» EXERCISE:
Take the entries below and reproduce them word for word.

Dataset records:

-.-.-

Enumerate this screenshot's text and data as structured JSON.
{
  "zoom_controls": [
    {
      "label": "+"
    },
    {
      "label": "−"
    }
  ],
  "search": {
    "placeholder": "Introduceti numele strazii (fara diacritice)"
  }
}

-.-.-

» EXERCISE RESPONSE:
Enumerate this screenshot's text and data as structured JSON.
{
  "zoom_controls": [
    {
      "label": "+"
    },
    {
      "label": "−"
    }
  ],
  "search": {
    "placeholder": "Introduceti numele strazii (fara diacritice)"
  }
}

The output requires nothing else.